* [Problem details]
What's needed is an exact copy of the lines from the one that contains "Give me the" to the end of the data below, leaving the pictures out.

(Excerpts from a figure dataset)
## start

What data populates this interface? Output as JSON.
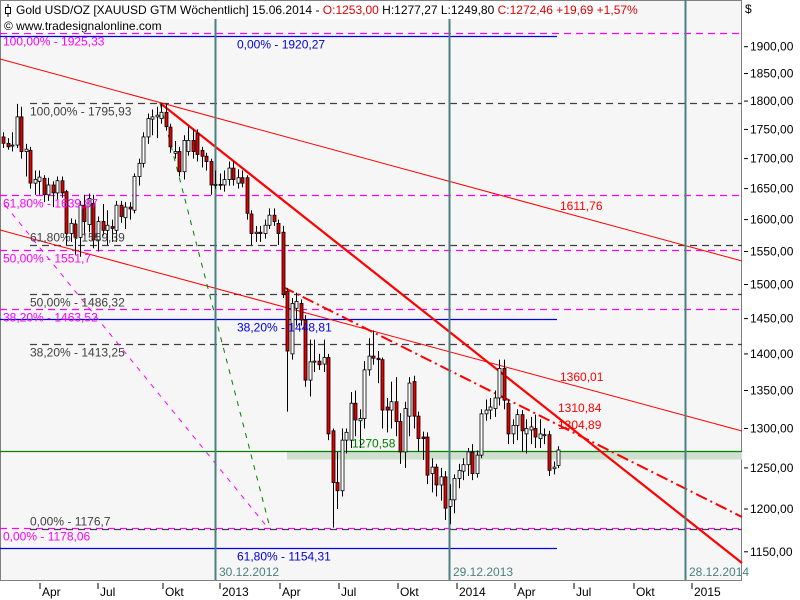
{
  "header": {
    "instrument": "Gold USD/OZ [XAUUSD GTM  Wöchentlich] 15.06.2014 - ",
    "open": "O:1253,00",
    "hl": " H:1277,27 L:1249,80 ",
    "close": "C:1272,46 +19,69 +1,57%",
    "copyright": "© www.tradesignalonline.com",
    "icon": "candlestick-icon"
  },
  "colors": {
    "up": "#ffffff",
    "down": "#e00000",
    "fib_magenta": "#ff00ff",
    "fib_gray": "#404040",
    "fib_blue": "#0000dd",
    "support": "#008000",
    "trend": "#ff0000",
    "cycle": "#4a8080",
    "background": "#f6f6f6"
  },
  "chart_data": {
    "type": "candlestick",
    "title": "Gold USD/OZ [XAUUSD GTM  Wöchentlich]",
    "last_date": "15.06.2014",
    "yscale": "log",
    "ylabel": "$",
    "yticks": [
      "1900,00",
      "1850,00",
      "1800,00",
      "1750,00",
      "1700,00",
      "1650,00",
      "1600,00",
      "1550,00",
      "1500,00",
      "1450,00",
      "1400,00",
      "1350,00",
      "1300,00",
      "1250,00",
      "1200,00",
      "1150,00"
    ],
    "ytick_values": [
      1900,
      1850,
      1800,
      1750,
      1700,
      1650,
      1600,
      1550,
      1500,
      1450,
      1400,
      1350,
      1300,
      1250,
      1200,
      1150
    ],
    "xticks": [
      "Apr",
      "Jul",
      "Okt",
      "2013",
      "Apr",
      "Jul",
      "Okt",
      "2014",
      "Apr",
      "Jul",
      "Okt",
      "2015"
    ],
    "grid": false,
    "candles_ohlc": [
      [
        1737,
        1745,
        1718,
        1726
      ],
      [
        1726,
        1735,
        1715,
        1720
      ],
      [
        1722,
        1745,
        1712,
        1723
      ],
      [
        1723,
        1795,
        1718,
        1772
      ],
      [
        1772,
        1790,
        1700,
        1712
      ],
      [
        1712,
        1725,
        1670,
        1716
      ],
      [
        1714,
        1720,
        1650,
        1659
      ],
      [
        1659,
        1680,
        1640,
        1665
      ],
      [
        1662,
        1680,
        1640,
        1669
      ],
      [
        1667,
        1672,
        1628,
        1640
      ],
      [
        1640,
        1668,
        1630,
        1656
      ],
      [
        1656,
        1662,
        1620,
        1643
      ],
      [
        1643,
        1670,
        1632,
        1663
      ],
      [
        1663,
        1670,
        1635,
        1643
      ],
      [
        1645,
        1648,
        1560,
        1578
      ],
      [
        1578,
        1602,
        1565,
        1594
      ],
      [
        1593,
        1600,
        1545,
        1572
      ],
      [
        1572,
        1630,
        1542,
        1623
      ],
      [
        1623,
        1640,
        1575,
        1597
      ],
      [
        1592,
        1642,
        1580,
        1634
      ],
      [
        1626,
        1640,
        1555,
        1568
      ],
      [
        1568,
        1605,
        1550,
        1597
      ],
      [
        1597,
        1625,
        1575,
        1583
      ],
      [
        1583,
        1615,
        1560,
        1591
      ],
      [
        1589,
        1600,
        1565,
        1586
      ],
      [
        1583,
        1630,
        1565,
        1623
      ],
      [
        1623,
        1630,
        1595,
        1605
      ],
      [
        1603,
        1628,
        1585,
        1620
      ],
      [
        1620,
        1628,
        1600,
        1617
      ],
      [
        1615,
        1675,
        1610,
        1670
      ],
      [
        1670,
        1700,
        1655,
        1692
      ],
      [
        1692,
        1745,
        1685,
        1737
      ],
      [
        1737,
        1778,
        1725,
        1769
      ],
      [
        1768,
        1785,
        1740,
        1772
      ],
      [
        1772,
        1790,
        1735,
        1775
      ],
      [
        1769,
        1796,
        1760,
        1780
      ],
      [
        1780,
        1795,
        1748,
        1755
      ],
      [
        1754,
        1760,
        1710,
        1720
      ],
      [
        1709,
        1730,
        1700,
        1712
      ],
      [
        1712,
        1720,
        1670,
        1678
      ],
      [
        1678,
        1740,
        1665,
        1731
      ],
      [
        1712,
        1755,
        1705,
        1731
      ],
      [
        1731,
        1750,
        1700,
        1712
      ],
      [
        1743,
        1750,
        1695,
        1707
      ],
      [
        1714,
        1720,
        1685,
        1704
      ],
      [
        1704,
        1710,
        1680,
        1695
      ],
      [
        1695,
        1700,
        1640,
        1656
      ],
      [
        1656,
        1680,
        1650,
        1657
      ],
      [
        1657,
        1675,
        1648,
        1656
      ],
      [
        1656,
        1680,
        1645,
        1665
      ],
      [
        1665,
        1695,
        1655,
        1684
      ],
      [
        1684,
        1695,
        1655,
        1665
      ],
      [
        1659,
        1682,
        1650,
        1668
      ],
      [
        1668,
        1680,
        1652,
        1659
      ],
      [
        1668,
        1672,
        1600,
        1610
      ],
      [
        1609,
        1615,
        1560,
        1578
      ],
      [
        1578,
        1590,
        1565,
        1580
      ],
      [
        1580,
        1590,
        1565,
        1578
      ],
      [
        1578,
        1600,
        1570,
        1591
      ],
      [
        1591,
        1618,
        1585,
        1607
      ],
      [
        1607,
        1618,
        1590,
        1597
      ],
      [
        1594,
        1600,
        1560,
        1578
      ],
      [
        1580,
        1590,
        1480,
        1485
      ],
      [
        1490,
        1495,
        1322,
        1404
      ],
      [
        1400,
        1480,
        1392,
        1472
      ],
      [
        1465,
        1488,
        1440,
        1475
      ],
      [
        1472,
        1478,
        1440,
        1448
      ],
      [
        1448,
        1455,
        1355,
        1364
      ],
      [
        1364,
        1420,
        1342,
        1389
      ],
      [
        1389,
        1420,
        1375,
        1390
      ],
      [
        1390,
        1400,
        1378,
        1385
      ],
      [
        1386,
        1420,
        1375,
        1395
      ],
      [
        1395,
        1400,
        1285,
        1293
      ],
      [
        1297,
        1300,
        1178,
        1232
      ],
      [
        1232,
        1270,
        1200,
        1222
      ],
      [
        1222,
        1300,
        1215,
        1285
      ],
      [
        1285,
        1300,
        1268,
        1295
      ],
      [
        1285,
        1348,
        1275,
        1333
      ],
      [
        1333,
        1350,
        1290,
        1311
      ],
      [
        1310,
        1325,
        1275,
        1313
      ],
      [
        1313,
        1390,
        1300,
        1378
      ],
      [
        1378,
        1422,
        1370,
        1397
      ],
      [
        1397,
        1433,
        1385,
        1394
      ],
      [
        1394,
        1404,
        1360,
        1392
      ],
      [
        1392,
        1395,
        1300,
        1324
      ],
      [
        1328,
        1340,
        1295,
        1324
      ],
      [
        1324,
        1362,
        1300,
        1335
      ],
      [
        1335,
        1368,
        1290,
        1309
      ],
      [
        1309,
        1320,
        1255,
        1270
      ],
      [
        1270,
        1335,
        1250,
        1326
      ],
      [
        1316,
        1368,
        1290,
        1360
      ],
      [
        1362,
        1370,
        1300,
        1316
      ],
      [
        1316,
        1322,
        1270,
        1287
      ],
      [
        1289,
        1296,
        1260,
        1287
      ],
      [
        1289,
        1295,
        1230,
        1241
      ],
      [
        1243,
        1262,
        1220,
        1251
      ],
      [
        1251,
        1255,
        1215,
        1229
      ],
      [
        1229,
        1250,
        1210,
        1239
      ],
      [
        1239,
        1246,
        1187,
        1201
      ],
      [
        1203,
        1230,
        1182,
        1211
      ],
      [
        1211,
        1242,
        1195,
        1237
      ],
      [
        1237,
        1255,
        1225,
        1247
      ],
      [
        1246,
        1262,
        1235,
        1254
      ],
      [
        1254,
        1275,
        1240,
        1270
      ],
      [
        1270,
        1280,
        1235,
        1243
      ],
      [
        1243,
        1272,
        1238,
        1266
      ],
      [
        1266,
        1325,
        1262,
        1319
      ],
      [
        1319,
        1338,
        1310,
        1324
      ],
      [
        1324,
        1340,
        1312,
        1328
      ],
      [
        1326,
        1350,
        1315,
        1340
      ],
      [
        1340,
        1392,
        1330,
        1380
      ],
      [
        1380,
        1392,
        1325,
        1337
      ],
      [
        1333,
        1338,
        1280,
        1293
      ],
      [
        1293,
        1312,
        1280,
        1304
      ],
      [
        1304,
        1325,
        1285,
        1318
      ],
      [
        1318,
        1324,
        1270,
        1297
      ],
      [
        1293,
        1312,
        1268,
        1300
      ],
      [
        1298,
        1315,
        1280,
        1302
      ],
      [
        1300,
        1318,
        1275,
        1289
      ],
      [
        1287,
        1312,
        1275,
        1293
      ],
      [
        1292,
        1300,
        1280,
        1292
      ],
      [
        1292,
        1297,
        1240,
        1247
      ],
      [
        1249,
        1258,
        1242,
        1251
      ],
      [
        1253,
        1277.27,
        1249.8,
        1272.46
      ]
    ],
    "levels": [
      {
        "label": "100,00% - 1925,33",
        "value": 1925.33,
        "color": "#ff00ff",
        "style": "dashed",
        "group": "magenta"
      },
      {
        "label": "0,00% - 1920,27",
        "value": 1920.27,
        "color": "#0000dd",
        "style": "solid",
        "group": "blue"
      },
      {
        "label": "100,00% - 1795,93",
        "value": 1795.93,
        "color": "#404040",
        "style": "dashed",
        "group": "gray"
      },
      {
        "label": "61,80% - 1639,87",
        "value": 1639.87,
        "color": "#ff00ff",
        "style": "dashed",
        "group": "magenta"
      },
      {
        "label": "61,80% - 1559,39",
        "value": 1559.39,
        "color": "#404040",
        "style": "dashed",
        "group": "gray"
      },
      {
        "label": "50,00% - 1551,7",
        "value": 1551.7,
        "color": "#ff00ff",
        "style": "dashed",
        "group": "magenta"
      },
      {
        "label": "50,00% - 1486,32",
        "value": 1486.32,
        "color": "#404040",
        "style": "dashed",
        "group": "gray"
      },
      {
        "label": "38,20% - 1463,52",
        "value": 1463.52,
        "color": "#ff00ff",
        "style": "dashed",
        "group": "magenta"
      },
      {
        "label": "38,20% - 1448,81",
        "value": 1448.81,
        "color": "#0000dd",
        "style": "solid",
        "group": "blue"
      },
      {
        "label": "38,20% - 1413,25",
        "value": 1413.25,
        "color": "#404040",
        "style": "dashed",
        "group": "gray"
      },
      {
        "label": "1270,58",
        "value": 1270.58,
        "color": "#008000",
        "style": "solid",
        "group": "green"
      },
      {
        "label": "0,00% - 1178,06",
        "value": 1178.06,
        "color": "#ff00ff",
        "style": "dashed",
        "group": "magenta"
      },
      {
        "label": "0,00% - 1176,7",
        "value": 1176.7,
        "color": "#404040",
        "style": "dashed",
        "group": "gray"
      },
      {
        "label": "61,80% - 1154,31",
        "value": 1154.31,
        "color": "#0000dd",
        "style": "solid",
        "group": "blue"
      }
    ],
    "trendline_labels": [
      "1611,76",
      "1360,01",
      "1310,84",
      "1304,89"
    ],
    "cycle_lines": [
      "30.12.2012",
      "29.12.2013",
      "28.12.2014"
    ]
  }
}
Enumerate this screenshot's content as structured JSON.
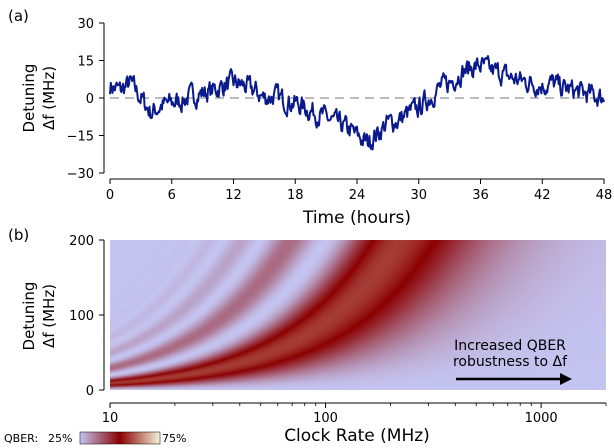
{
  "chart_data": [
    {
      "panel_label": "(a)",
      "type": "line",
      "xlabel": "Time (hours)",
      "ylabel_line1": "Detuning",
      "ylabel_line2": "Δf (MHz)",
      "xlim": [
        0,
        48
      ],
      "ylim": [
        -30,
        30
      ],
      "xticks": [
        0,
        6,
        12,
        18,
        24,
        30,
        36,
        42,
        48
      ],
      "yticks": [
        30,
        15,
        0,
        -15,
        -30
      ],
      "ytick_labels": [
        "30",
        "15",
        "0",
        "−15",
        "−30"
      ],
      "reference_line_y": 0,
      "series": [
        {
          "color": "#0a1a8c",
          "x": [
            0,
            1,
            2,
            3,
            4,
            5,
            6,
            7,
            8,
            9,
            10,
            11,
            12,
            13,
            14,
            15,
            16,
            17,
            18,
            19,
            20,
            21,
            22,
            23,
            24,
            25,
            26,
            27,
            28,
            29,
            30,
            31,
            32,
            33,
            34,
            35,
            36,
            37,
            38,
            39,
            40,
            41,
            42,
            43,
            44,
            45,
            46,
            47,
            48
          ],
          "y": [
            5,
            3,
            6,
            0,
            -6,
            -3,
            -2,
            -1,
            1,
            2,
            3,
            5,
            6,
            5,
            3,
            0,
            1,
            -1,
            -2,
            -4,
            -6,
            -8,
            -10,
            -12,
            -15,
            -18,
            -14,
            -10,
            -9,
            -6,
            -4,
            0,
            4,
            6,
            10,
            12,
            13,
            11,
            10,
            8,
            7,
            6,
            5,
            6,
            4,
            3,
            2,
            1,
            0
          ]
        }
      ]
    },
    {
      "panel_label": "(b)",
      "type": "heatmap",
      "xlabel": "Clock Rate (MHz)",
      "ylabel_line1": "Detuning",
      "ylabel_line2": "Δf (MHz)",
      "xscale": "log",
      "xlim": [
        10,
        2000
      ],
      "ylim": [
        0,
        200
      ],
      "xticks": [
        10,
        100,
        1000
      ],
      "xtick_labels": [
        "10",
        "100",
        "1000"
      ],
      "yticks": [
        0,
        100,
        200
      ],
      "ytick_labels": [
        "0",
        "100",
        "200"
      ],
      "annotation_line1": "Increased QBER",
      "annotation_line2": "robustness to Δf",
      "colorbar": {
        "label_prefix": "QBER:",
        "min_label": "25%",
        "max_label": "75%",
        "colors": [
          "#c4c4f0",
          "#8b0000",
          "#f4f4d8"
        ]
      }
    }
  ]
}
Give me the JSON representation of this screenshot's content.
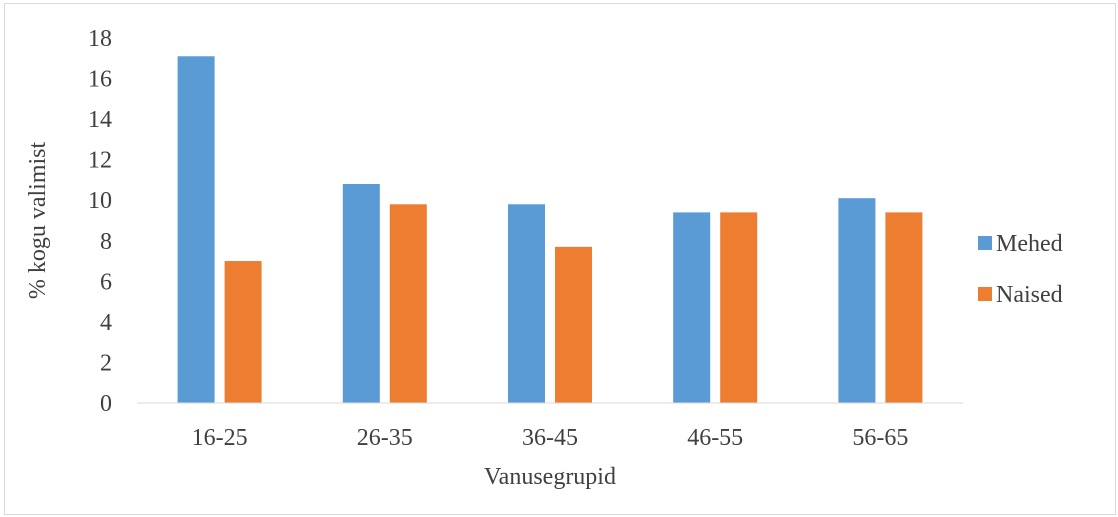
{
  "chart_data": {
    "type": "bar",
    "title": "",
    "xlabel": "Vanusegrupid",
    "ylabel": "% kogu valimist",
    "ylim": [
      0,
      18
    ],
    "yticks": [
      0,
      2,
      4,
      6,
      8,
      10,
      12,
      14,
      16,
      18
    ],
    "categories": [
      "16-25",
      "26-35",
      "36-45",
      "46-55",
      "56-65"
    ],
    "series": [
      {
        "name": "Mehed",
        "color": "#5B9BD5",
        "values": [
          17.1,
          10.8,
          9.8,
          9.4,
          10.1
        ]
      },
      {
        "name": "Naised",
        "color": "#ED7D31",
        "values": [
          7.0,
          9.8,
          7.7,
          9.4,
          9.4
        ]
      }
    ],
    "legend_position": "right",
    "grid": false
  }
}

## end

* [Exercise result]
Give me the JSON representation of this screenshot's content.
{
  "chart_data": {
    "type": "bar",
    "title": "",
    "xlabel": "Vanusegrupid",
    "ylabel": "% kogu valimist",
    "ylim": [
      0,
      18
    ],
    "yticks": [
      0,
      2,
      4,
      6,
      8,
      10,
      12,
      14,
      16,
      18
    ],
    "categories": [
      "16-25",
      "26-35",
      "36-45",
      "46-55",
      "56-65"
    ],
    "series": [
      {
        "name": "Mehed",
        "color": "#5B9BD5",
        "values": [
          17.1,
          10.8,
          9.8,
          9.4,
          10.1
        ]
      },
      {
        "name": "Naised",
        "color": "#ED7D31",
        "values": [
          7.0,
          9.8,
          7.7,
          9.4,
          9.4
        ]
      }
    ],
    "legend_position": "right",
    "grid": false
  }
}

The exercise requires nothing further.